◆ Exercise description
Write out the entries below once more, exactly, with the pictures left out.

(Chart and figure data)
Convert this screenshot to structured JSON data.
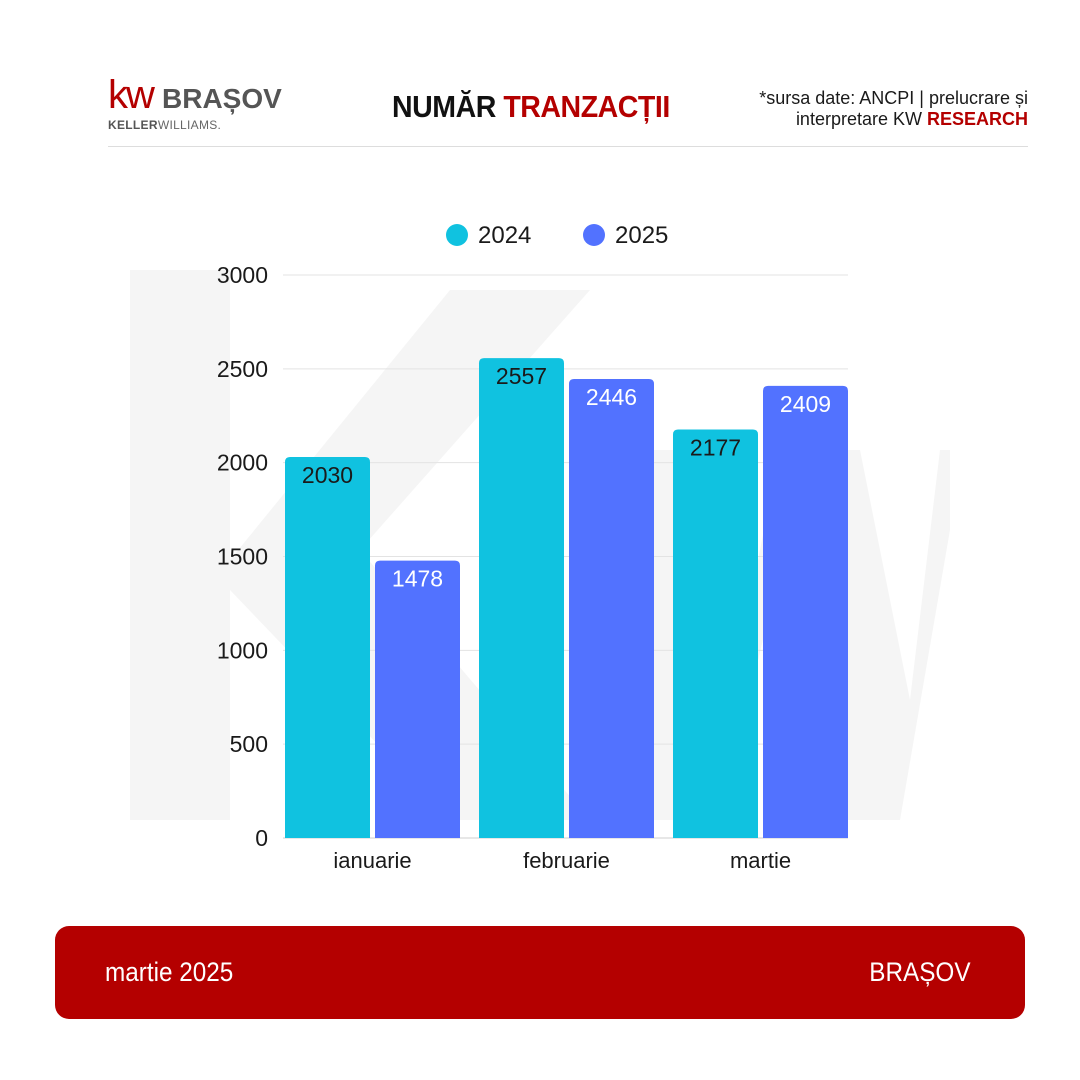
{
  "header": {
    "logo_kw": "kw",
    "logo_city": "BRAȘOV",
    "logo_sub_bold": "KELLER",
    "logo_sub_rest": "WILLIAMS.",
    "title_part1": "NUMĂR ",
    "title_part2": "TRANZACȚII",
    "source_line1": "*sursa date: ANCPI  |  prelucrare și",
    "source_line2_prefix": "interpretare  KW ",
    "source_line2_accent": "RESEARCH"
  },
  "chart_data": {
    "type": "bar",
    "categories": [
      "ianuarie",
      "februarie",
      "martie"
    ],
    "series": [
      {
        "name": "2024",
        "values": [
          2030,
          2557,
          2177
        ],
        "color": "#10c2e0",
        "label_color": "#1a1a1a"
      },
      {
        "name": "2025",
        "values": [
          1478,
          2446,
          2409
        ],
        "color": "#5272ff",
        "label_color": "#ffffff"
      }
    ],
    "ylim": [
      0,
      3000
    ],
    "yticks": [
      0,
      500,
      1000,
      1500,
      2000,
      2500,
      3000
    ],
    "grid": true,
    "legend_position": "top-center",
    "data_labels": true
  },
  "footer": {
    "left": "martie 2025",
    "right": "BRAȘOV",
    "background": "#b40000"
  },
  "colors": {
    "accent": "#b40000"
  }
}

◆ Result for this exercise
Convert this screenshot to structured JSON data.
{
  "header": {
    "logo_kw": "kw",
    "logo_city": "BRAȘOV",
    "logo_sub_bold": "KELLER",
    "logo_sub_rest": "WILLIAMS.",
    "title_part1": "NUMĂR ",
    "title_part2": "TRANZACȚII",
    "source_line1": "*sursa date: ANCPI  |  prelucrare și",
    "source_line2_prefix": "interpretare  KW ",
    "source_line2_accent": "RESEARCH"
  },
  "chart_data": {
    "type": "bar",
    "categories": [
      "ianuarie",
      "februarie",
      "martie"
    ],
    "series": [
      {
        "name": "2024",
        "values": [
          2030,
          2557,
          2177
        ],
        "color": "#10c2e0",
        "label_color": "#1a1a1a"
      },
      {
        "name": "2025",
        "values": [
          1478,
          2446,
          2409
        ],
        "color": "#5272ff",
        "label_color": "#ffffff"
      }
    ],
    "ylim": [
      0,
      3000
    ],
    "yticks": [
      0,
      500,
      1000,
      1500,
      2000,
      2500,
      3000
    ],
    "grid": true,
    "legend_position": "top-center",
    "data_labels": true
  },
  "footer": {
    "left": "martie 2025",
    "right": "BRAȘOV",
    "background": "#b40000"
  },
  "colors": {
    "accent": "#b40000"
  }
}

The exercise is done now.